Work to be completed
Reproduce each line of the items below word for word, omitting the pictures.

Listing
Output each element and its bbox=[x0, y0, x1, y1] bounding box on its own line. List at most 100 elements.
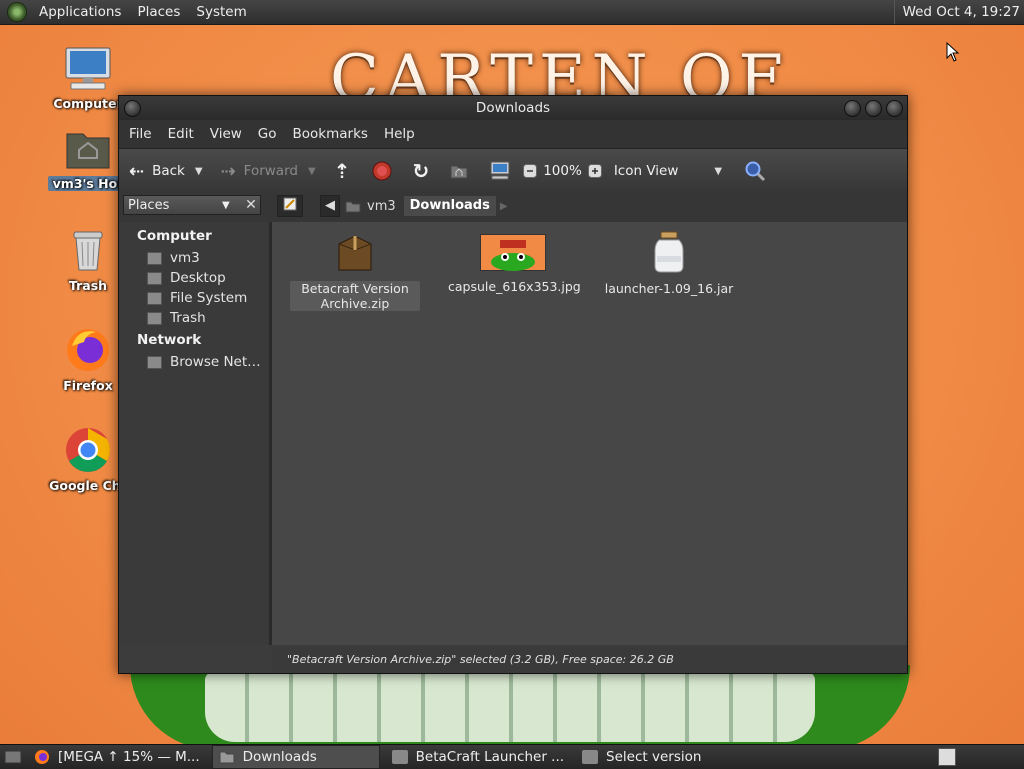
sidebar-item-browse-network[interactable]: Browse Net… bbox=[119, 352, 269, 372]
forward-arrow-icon: ⇢ bbox=[220, 160, 236, 182]
system-menu[interactable]: System bbox=[188, 0, 254, 24]
sidebar-item-label: vm3 bbox=[170, 250, 200, 266]
desktop-icon-label: Google Chr bbox=[49, 478, 127, 493]
drive-icon bbox=[147, 291, 162, 305]
chevron-down-icon: ▼ bbox=[222, 200, 230, 211]
java-icon bbox=[582, 750, 599, 764]
workspace-switcher[interactable] bbox=[938, 748, 956, 766]
applications-menu[interactable]: Applications bbox=[31, 0, 129, 24]
desktop-icon-home[interactable]: vm3's Hor bbox=[48, 128, 128, 191]
sidebar-type-value: Places bbox=[128, 198, 170, 213]
network-icon bbox=[147, 355, 162, 369]
sidebar-item-label: Desktop bbox=[170, 270, 226, 286]
toggle-location-entry-button[interactable] bbox=[277, 195, 303, 217]
chrome-icon bbox=[66, 428, 110, 472]
back-label: Back bbox=[152, 163, 185, 179]
up-button[interactable]: ⇡ bbox=[334, 159, 351, 183]
places-menu[interactable]: Places bbox=[129, 0, 188, 24]
back-history-dropdown-icon[interactable]: ▼ bbox=[195, 166, 203, 177]
sidebar-item-label: Trash bbox=[170, 310, 206, 326]
task-downloads[interactable]: Downloads bbox=[211, 745, 380, 769]
desktop-icon-label: Firefox bbox=[63, 378, 113, 393]
forward-history-dropdown-icon[interactable]: ▼ bbox=[308, 166, 316, 177]
window-title: Downloads bbox=[475, 100, 551, 116]
image-thumbnail-icon bbox=[480, 234, 546, 271]
menu-help[interactable]: Help bbox=[376, 126, 423, 142]
file-name: capsule_616x353.jpg bbox=[448, 279, 581, 294]
maximize-button[interactable] bbox=[865, 100, 882, 117]
breadcrumb-item-downloads[interactable]: Downloads bbox=[403, 196, 496, 216]
distro-logo-icon[interactable] bbox=[7, 2, 27, 22]
menu-bookmarks[interactable]: Bookmarks bbox=[285, 126, 376, 142]
location-bar: Places ▼ ✕ ◀ vm3 Downloads ▶ bbox=[119, 192, 907, 222]
desktop-icon-firefox[interactable]: Firefox bbox=[48, 326, 128, 393]
status-bar: "Betacraft Version Archive.zip" selected… bbox=[272, 646, 907, 673]
zoom-out-button[interactable] bbox=[523, 164, 538, 178]
home-button[interactable] bbox=[449, 162, 469, 180]
show-desktop-icon[interactable] bbox=[4, 749, 22, 765]
desktop-icon-chrome[interactable]: Google Chr bbox=[48, 426, 128, 493]
forward-button[interactable]: ⇢ Forward ▼ bbox=[221, 161, 316, 182]
computer-icon bbox=[65, 47, 111, 90]
window-menu-button[interactable] bbox=[124, 100, 141, 117]
computer-icon bbox=[490, 161, 510, 180]
sidebar-item-label: Browse Net… bbox=[170, 354, 261, 370]
desktop-icon-computer[interactable]: Computer bbox=[48, 46, 128, 111]
menu-file[interactable]: File bbox=[121, 126, 160, 142]
back-button[interactable]: ⇠ Back ▼ bbox=[129, 161, 203, 182]
top-panel: Applications Places System Wed Oct 4, 19… bbox=[0, 0, 1024, 25]
home-icon bbox=[147, 251, 162, 265]
task-select-version[interactable]: Select version bbox=[576, 746, 707, 768]
window-titlebar[interactable]: Downloads bbox=[119, 96, 907, 120]
bottom-panel: [MEGA ↑ 15% — M... Downloads BetaCraft L… bbox=[0, 744, 1024, 769]
sidebar-item-desktop[interactable]: Desktop bbox=[119, 268, 269, 288]
computer-button[interactable] bbox=[489, 161, 511, 181]
sidebar-item-file-system[interactable]: File System bbox=[119, 288, 269, 308]
desktop-icon-label: vm3's Hor bbox=[48, 176, 128, 191]
menu-go[interactable]: Go bbox=[250, 126, 285, 142]
menu-view[interactable]: View bbox=[202, 126, 250, 142]
clock[interactable]: Wed Oct 4, 19:27 bbox=[893, 0, 1020, 24]
close-sidebar-button[interactable]: ✕ bbox=[241, 195, 261, 215]
zoom-in-button[interactable] bbox=[587, 164, 602, 178]
file-item[interactable]: launcher-1.09_16.jar bbox=[604, 230, 734, 296]
file-item[interactable]: Betacraft Version Archive.zip bbox=[290, 232, 420, 311]
chevron-left-icon: ◀ bbox=[325, 198, 335, 213]
reload-button[interactable]: ↻ bbox=[412, 159, 429, 183]
breadcrumb-item-vm3[interactable]: vm3 bbox=[345, 199, 396, 214]
sidebar-item-vm3[interactable]: vm3 bbox=[119, 248, 269, 268]
view-mode-value: Icon View bbox=[613, 163, 679, 179]
view-mode-select[interactable]: Icon View ▼ bbox=[614, 163, 722, 179]
chevron-right-icon[interactable]: ▶ bbox=[500, 201, 508, 212]
firefox-icon bbox=[67, 329, 109, 371]
desktop-icon-label: Trash bbox=[68, 278, 108, 293]
sidebar-item-trash[interactable]: Trash bbox=[119, 308, 269, 328]
task-label: BetaCraft Launcher ... bbox=[415, 749, 565, 765]
task-label: Select version bbox=[606, 749, 702, 765]
breadcrumb-label: vm3 bbox=[367, 198, 396, 214]
task-label: [MEGA ↑ 15% — M... bbox=[58, 749, 200, 765]
zoom-level: 100% bbox=[543, 163, 582, 179]
task-betacraft[interactable]: BetaCraft Launcher ... bbox=[386, 746, 570, 768]
stop-button[interactable] bbox=[372, 161, 392, 181]
archive-icon bbox=[338, 235, 372, 271]
home-folder-icon bbox=[66, 133, 110, 169]
search-button[interactable] bbox=[744, 160, 766, 182]
close-button[interactable] bbox=[886, 100, 903, 117]
task-mega[interactable]: [MEGA ↑ 15% — M... bbox=[28, 746, 206, 768]
breadcrumb-back-arrow[interactable]: ◀ bbox=[320, 195, 340, 217]
wallpaper-teeth bbox=[205, 672, 815, 742]
desktop-icon-trash[interactable]: Trash bbox=[48, 228, 128, 293]
java-icon bbox=[391, 750, 408, 764]
sidebar-heading-computer: Computer bbox=[137, 228, 212, 244]
zoom-out-icon bbox=[523, 164, 538, 178]
menu-edit[interactable]: Edit bbox=[160, 126, 202, 142]
file-view[interactable]: Betacraft Version Archive.zip capsule_61… bbox=[272, 222, 907, 645]
desktop-icon-label: Computer bbox=[53, 96, 123, 111]
search-icon bbox=[745, 161, 766, 182]
jar-icon bbox=[654, 231, 684, 273]
home-icon bbox=[450, 165, 468, 179]
file-item[interactable]: capsule_616x353.jpg bbox=[448, 232, 581, 294]
home-icon bbox=[345, 201, 361, 213]
minimize-button[interactable] bbox=[844, 100, 861, 117]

The response
Output each element and its bbox=[x0, y0, x1, y1] bounding box on its own line. List at most 100 elements.
sidebar-item-browse-network[interactable]: Browse Net… bbox=[119, 352, 269, 372]
forward-arrow-icon: ⇢ bbox=[220, 160, 236, 182]
system-menu[interactable]: System bbox=[188, 0, 254, 24]
sidebar-item-label: vm3 bbox=[170, 250, 200, 266]
desktop-icon-label: Google Chr bbox=[49, 478, 127, 493]
drive-icon bbox=[147, 291, 162, 305]
chevron-down-icon: ▼ bbox=[222, 200, 230, 211]
java-icon bbox=[582, 750, 599, 764]
workspace-switcher[interactable] bbox=[938, 748, 956, 766]
applications-menu[interactable]: Applications bbox=[31, 0, 129, 24]
desktop-icon-home[interactable]: vm3's Hor bbox=[48, 128, 128, 191]
sidebar-type-value: Places bbox=[128, 198, 170, 213]
network-icon bbox=[147, 355, 162, 369]
sidebar-item-label: Desktop bbox=[170, 270, 226, 286]
toggle-location-entry-button[interactable] bbox=[277, 195, 303, 217]
chrome-icon bbox=[66, 428, 110, 472]
back-label: Back bbox=[152, 163, 185, 179]
up-button[interactable]: ⇡ bbox=[334, 159, 351, 183]
places-menu[interactable]: Places bbox=[129, 0, 188, 24]
back-history-dropdown-icon[interactable]: ▼ bbox=[195, 166, 203, 177]
sidebar-item-label: Trash bbox=[170, 310, 206, 326]
task-downloads[interactable]: Downloads bbox=[211, 745, 380, 769]
desktop-icon-label: Firefox bbox=[63, 378, 113, 393]
forward-history-dropdown-icon[interactable]: ▼ bbox=[308, 166, 316, 177]
window-title: Downloads bbox=[475, 100, 551, 116]
image-thumbnail-icon bbox=[480, 234, 546, 271]
menu-help[interactable]: Help bbox=[376, 126, 423, 142]
file-name: capsule_616x353.jpg bbox=[448, 279, 581, 294]
maximize-button[interactable] bbox=[865, 100, 882, 117]
breadcrumb-item-downloads[interactable]: Downloads bbox=[403, 196, 496, 216]
distro-logo-icon[interactable] bbox=[7, 2, 27, 22]
menu-bookmarks[interactable]: Bookmarks bbox=[285, 126, 376, 142]
location-bar: Places ▼ ✕ ◀ vm3 Downloads ▶ bbox=[119, 192, 907, 222]
desktop-icon-firefox[interactable]: Firefox bbox=[48, 326, 128, 393]
status-bar: "Betacraft Version Archive.zip" selected… bbox=[272, 646, 907, 673]
zoom-out-button[interactable] bbox=[523, 164, 538, 178]
home-button[interactable] bbox=[449, 162, 469, 180]
show-desktop-icon[interactable] bbox=[4, 749, 22, 765]
desktop-icon-chrome[interactable]: Google Chr bbox=[48, 426, 128, 493]
forward-button[interactable]: ⇢ Forward ▼ bbox=[221, 161, 316, 182]
computer-icon bbox=[65, 47, 111, 90]
window-menu-button[interactable] bbox=[124, 100, 141, 117]
computer-icon bbox=[490, 161, 510, 180]
sidebar-item-label: Browse Net… bbox=[170, 354, 261, 370]
desktop-icon-computer[interactable]: Computer bbox=[48, 46, 128, 111]
menu-file[interactable]: File bbox=[121, 126, 160, 142]
back-button[interactable]: ⇠ Back ▼ bbox=[129, 161, 203, 182]
top-panel: Applications Places System Wed Oct 4, 19… bbox=[0, 0, 1024, 25]
home-icon bbox=[147, 251, 162, 265]
task-select-version[interactable]: Select version bbox=[576, 746, 707, 768]
window-titlebar[interactable]: Downloads bbox=[119, 96, 907, 120]
bottom-panel: [MEGA ↑ 15% — M... Downloads BetaCraft L… bbox=[0, 744, 1024, 769]
sidebar-item-desktop[interactable]: Desktop bbox=[119, 268, 269, 288]
computer-button[interactable] bbox=[489, 161, 511, 181]
sidebar-item-file-system[interactable]: File System bbox=[119, 288, 269, 308]
desktop-icon-label: vm3's Hor bbox=[48, 176, 128, 191]
menu-go[interactable]: Go bbox=[250, 126, 285, 142]
menu-view[interactable]: View bbox=[202, 126, 250, 142]
clock[interactable]: Wed Oct 4, 19:27 bbox=[893, 0, 1020, 24]
close-sidebar-button[interactable]: ✕ bbox=[241, 195, 261, 215]
zoom-in-button[interactable] bbox=[587, 164, 602, 178]
file-item[interactable]: launcher-1.09_16.jar bbox=[604, 230, 734, 296]
file-item[interactable]: Betacraft Version Archive.zip bbox=[290, 232, 420, 311]
chevron-left-icon: ◀ bbox=[325, 198, 335, 213]
reload-button[interactable]: ↻ bbox=[412, 159, 429, 183]
breadcrumb-item-vm3[interactable]: vm3 bbox=[345, 199, 396, 214]
sidebar-item-vm3[interactable]: vm3 bbox=[119, 248, 269, 268]
view-mode-value: Icon View bbox=[613, 163, 679, 179]
view-mode-select[interactable]: Icon View ▼ bbox=[614, 163, 722, 179]
chevron-right-icon[interactable]: ▶ bbox=[500, 201, 508, 212]
firefox-icon bbox=[67, 329, 109, 371]
desktop-icon-label: Trash bbox=[68, 278, 108, 293]
sidebar-item-trash[interactable]: Trash bbox=[119, 308, 269, 328]
task-label: BetaCraft Launcher ... bbox=[415, 749, 565, 765]
task-label: Select version bbox=[606, 749, 702, 765]
breadcrumb-label: vm3 bbox=[367, 198, 396, 214]
task-label: [MEGA ↑ 15% — M... bbox=[58, 749, 200, 765]
zoom-level: 100% bbox=[543, 163, 582, 179]
task-betacraft[interactable]: BetaCraft Launcher ... bbox=[386, 746, 570, 768]
stop-button[interactable] bbox=[372, 161, 392, 181]
archive-icon bbox=[338, 235, 372, 271]
home-folder-icon bbox=[66, 133, 110, 169]
search-button[interactable] bbox=[744, 160, 766, 182]
close-button[interactable] bbox=[886, 100, 903, 117]
task-mega[interactable]: [MEGA ↑ 15% — M... bbox=[28, 746, 206, 768]
breadcrumb-back-arrow[interactable]: ◀ bbox=[320, 195, 340, 217]
wallpaper-teeth bbox=[205, 672, 815, 742]
desktop-icon-trash[interactable]: Trash bbox=[48, 228, 128, 293]
java-icon bbox=[391, 750, 408, 764]
sidebar-heading-computer: Computer bbox=[137, 228, 212, 244]
zoom-out-icon bbox=[523, 164, 538, 178]
menu-edit[interactable]: Edit bbox=[160, 126, 202, 142]
file-view[interactable]: Betacraft Version Archive.zip capsule_61… bbox=[272, 222, 907, 645]
desktop-icon-label: Computer bbox=[53, 96, 123, 111]
search-icon bbox=[745, 161, 766, 182]
jar-icon bbox=[654, 231, 684, 273]
home-icon bbox=[450, 165, 468, 179]
file-item[interactable]: capsule_616x353.jpg bbox=[448, 232, 581, 294]
home-icon bbox=[345, 201, 361, 213]
minimize-button[interactable] bbox=[844, 100, 861, 117]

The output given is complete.